- SHORT PROBLEM
Every record here needs to be written out again exactly.

- GIVEN ENTRIES
= = = = = = =

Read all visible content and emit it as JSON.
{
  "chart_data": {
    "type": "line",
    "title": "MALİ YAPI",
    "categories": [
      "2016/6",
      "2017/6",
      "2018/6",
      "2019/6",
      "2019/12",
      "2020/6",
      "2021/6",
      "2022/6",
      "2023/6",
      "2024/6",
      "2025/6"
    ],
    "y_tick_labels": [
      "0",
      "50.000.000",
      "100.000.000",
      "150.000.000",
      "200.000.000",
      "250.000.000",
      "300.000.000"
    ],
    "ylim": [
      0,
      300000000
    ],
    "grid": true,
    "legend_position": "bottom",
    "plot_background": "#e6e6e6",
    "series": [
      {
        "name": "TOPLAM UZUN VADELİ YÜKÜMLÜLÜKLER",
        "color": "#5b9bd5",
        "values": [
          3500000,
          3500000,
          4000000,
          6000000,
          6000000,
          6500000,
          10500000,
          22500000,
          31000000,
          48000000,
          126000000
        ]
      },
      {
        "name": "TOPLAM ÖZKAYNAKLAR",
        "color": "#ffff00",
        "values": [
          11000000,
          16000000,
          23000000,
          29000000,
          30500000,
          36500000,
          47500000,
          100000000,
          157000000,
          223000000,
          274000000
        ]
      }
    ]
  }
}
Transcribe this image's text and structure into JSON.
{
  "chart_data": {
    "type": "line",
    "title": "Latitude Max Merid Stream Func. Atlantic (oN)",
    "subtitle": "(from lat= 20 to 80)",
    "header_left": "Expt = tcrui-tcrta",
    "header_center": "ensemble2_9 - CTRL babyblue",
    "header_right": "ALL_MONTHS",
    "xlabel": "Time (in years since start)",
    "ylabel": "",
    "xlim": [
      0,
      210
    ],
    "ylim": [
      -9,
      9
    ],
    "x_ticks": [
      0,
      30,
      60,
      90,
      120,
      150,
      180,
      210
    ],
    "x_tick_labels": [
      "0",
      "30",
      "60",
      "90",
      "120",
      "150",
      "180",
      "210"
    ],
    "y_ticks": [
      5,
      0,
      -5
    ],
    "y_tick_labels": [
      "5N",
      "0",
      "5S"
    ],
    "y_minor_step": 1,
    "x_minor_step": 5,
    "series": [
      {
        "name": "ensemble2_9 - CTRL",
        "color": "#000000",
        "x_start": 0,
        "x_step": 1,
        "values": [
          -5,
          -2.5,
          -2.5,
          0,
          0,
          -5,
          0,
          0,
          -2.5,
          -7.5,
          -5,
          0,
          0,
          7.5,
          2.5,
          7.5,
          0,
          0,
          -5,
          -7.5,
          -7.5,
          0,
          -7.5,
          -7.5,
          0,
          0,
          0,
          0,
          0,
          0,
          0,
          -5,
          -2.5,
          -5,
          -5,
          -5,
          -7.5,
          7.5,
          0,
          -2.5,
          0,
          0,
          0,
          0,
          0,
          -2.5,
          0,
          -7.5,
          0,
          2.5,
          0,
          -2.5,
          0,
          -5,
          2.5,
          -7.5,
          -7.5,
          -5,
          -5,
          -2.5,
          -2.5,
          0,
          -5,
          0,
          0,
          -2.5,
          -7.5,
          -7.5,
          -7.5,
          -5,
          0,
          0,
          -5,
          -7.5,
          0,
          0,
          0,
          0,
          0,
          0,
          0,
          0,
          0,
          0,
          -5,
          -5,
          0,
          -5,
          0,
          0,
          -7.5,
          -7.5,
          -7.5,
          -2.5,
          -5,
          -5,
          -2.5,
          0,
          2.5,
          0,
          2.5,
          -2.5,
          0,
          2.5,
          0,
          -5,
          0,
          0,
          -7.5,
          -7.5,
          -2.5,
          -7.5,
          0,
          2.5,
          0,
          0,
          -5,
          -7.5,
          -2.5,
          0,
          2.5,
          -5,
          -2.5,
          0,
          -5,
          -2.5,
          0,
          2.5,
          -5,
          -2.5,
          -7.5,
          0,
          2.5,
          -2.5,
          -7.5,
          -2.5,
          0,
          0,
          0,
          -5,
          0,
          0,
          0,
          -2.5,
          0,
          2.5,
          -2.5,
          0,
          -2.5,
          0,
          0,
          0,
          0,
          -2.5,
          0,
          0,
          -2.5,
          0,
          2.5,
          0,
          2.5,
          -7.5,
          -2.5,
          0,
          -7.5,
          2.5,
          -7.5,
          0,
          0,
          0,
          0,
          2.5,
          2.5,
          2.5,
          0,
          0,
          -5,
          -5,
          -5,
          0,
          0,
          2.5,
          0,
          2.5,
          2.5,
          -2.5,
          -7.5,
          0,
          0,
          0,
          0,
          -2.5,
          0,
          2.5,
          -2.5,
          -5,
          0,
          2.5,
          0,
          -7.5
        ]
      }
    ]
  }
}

= = = = = = =

- CORRECT RESPONSE
Read all visible content and emit it as JSON.
{
  "chart_data": {
    "type": "line",
    "title": "MALİ YAPI",
    "categories": [
      "2016/6",
      "2017/6",
      "2018/6",
      "2019/6",
      "2019/12",
      "2020/6",
      "2021/6",
      "2022/6",
      "2023/6",
      "2024/6",
      "2025/6"
    ],
    "y_tick_labels": [
      "0",
      "50.000.000",
      "100.000.000",
      "150.000.000",
      "200.000.000",
      "250.000.000",
      "300.000.000"
    ],
    "ylim": [
      0,
      300000000
    ],
    "grid": true,
    "legend_position": "bottom",
    "plot_background": "#e6e6e6",
    "series": [
      {
        "name": "TOPLAM UZUN VADELİ YÜKÜMLÜLÜKLER",
        "color": "#5b9bd5",
        "values": [
          3500000,
          3500000,
          4000000,
          6000000,
          6000000,
          6500000,
          10500000,
          22500000,
          31000000,
          48000000,
          126000000
        ]
      },
      {
        "name": "TOPLAM ÖZKAYNAKLAR",
        "color": "#ffff00",
        "values": [
          11000000,
          16000000,
          23000000,
          29000000,
          30500000,
          36500000,
          47500000,
          100000000,
          157000000,
          223000000,
          274000000
        ]
      }
    ]
  }
}
Transcribe this image's text and structure into JSON.
{
  "chart_data": {
    "type": "line",
    "title": "Latitude Max Merid Stream Func. Atlantic (oN)",
    "subtitle": "(from lat= 20 to 80)",
    "header_left": "Expt = tcrui-tcrta",
    "header_center": "ensemble2_9 - CTRL babyblue",
    "header_right": "ALL_MONTHS",
    "xlabel": "Time (in years since start)",
    "ylabel": "",
    "xlim": [
      0,
      210
    ],
    "ylim": [
      -9,
      9
    ],
    "x_ticks": [
      0,
      30,
      60,
      90,
      120,
      150,
      180,
      210
    ],
    "x_tick_labels": [
      "0",
      "30",
      "60",
      "90",
      "120",
      "150",
      "180",
      "210"
    ],
    "y_ticks": [
      5,
      0,
      -5
    ],
    "y_tick_labels": [
      "5N",
      "0",
      "5S"
    ],
    "y_minor_step": 1,
    "x_minor_step": 5,
    "series": [
      {
        "name": "ensemble2_9 - CTRL",
        "color": "#000000",
        "x_start": 0,
        "x_step": 1,
        "values": [
          -5,
          -2.5,
          -2.5,
          0,
          0,
          -5,
          0,
          0,
          -2.5,
          -7.5,
          -5,
          0,
          0,
          7.5,
          2.5,
          7.5,
          0,
          0,
          -5,
          -7.5,
          -7.5,
          0,
          -7.5,
          -7.5,
          0,
          0,
          0,
          0,
          0,
          0,
          0,
          -5,
          -2.5,
          -5,
          -5,
          -5,
          -7.5,
          7.5,
          0,
          -2.5,
          0,
          0,
          0,
          0,
          0,
          -2.5,
          0,
          -7.5,
          0,
          2.5,
          0,
          -2.5,
          0,
          -5,
          2.5,
          -7.5,
          -7.5,
          -5,
          -5,
          -2.5,
          -2.5,
          0,
          -5,
          0,
          0,
          -2.5,
          -7.5,
          -7.5,
          -7.5,
          -5,
          0,
          0,
          -5,
          -7.5,
          0,
          0,
          0,
          0,
          0,
          0,
          0,
          0,
          0,
          0,
          -5,
          -5,
          0,
          -5,
          0,
          0,
          -7.5,
          -7.5,
          -7.5,
          -2.5,
          -5,
          -5,
          -2.5,
          0,
          2.5,
          0,
          2.5,
          -2.5,
          0,
          2.5,
          0,
          -5,
          0,
          0,
          -7.5,
          -7.5,
          -2.5,
          -7.5,
          0,
          2.5,
          0,
          0,
          -5,
          -7.5,
          -2.5,
          0,
          2.5,
          -5,
          -2.5,
          0,
          -5,
          -2.5,
          0,
          2.5,
          -5,
          -2.5,
          -7.5,
          0,
          2.5,
          -2.5,
          -7.5,
          -2.5,
          0,
          0,
          0,
          -5,
          0,
          0,
          0,
          -2.5,
          0,
          2.5,
          -2.5,
          0,
          -2.5,
          0,
          0,
          0,
          0,
          -2.5,
          0,
          0,
          -2.5,
          0,
          2.5,
          0,
          2.5,
          -7.5,
          -2.5,
          0,
          -7.5,
          2.5,
          -7.5,
          0,
          0,
          0,
          0,
          2.5,
          2.5,
          2.5,
          0,
          0,
          -5,
          -5,
          -5,
          0,
          0,
          2.5,
          0,
          2.5,
          2.5,
          -2.5,
          -7.5,
          0,
          0,
          0,
          0,
          -2.5,
          0,
          2.5,
          -2.5,
          -5,
          0,
          2.5,
          0,
          -7.5
        ]
      }
    ]
  }
}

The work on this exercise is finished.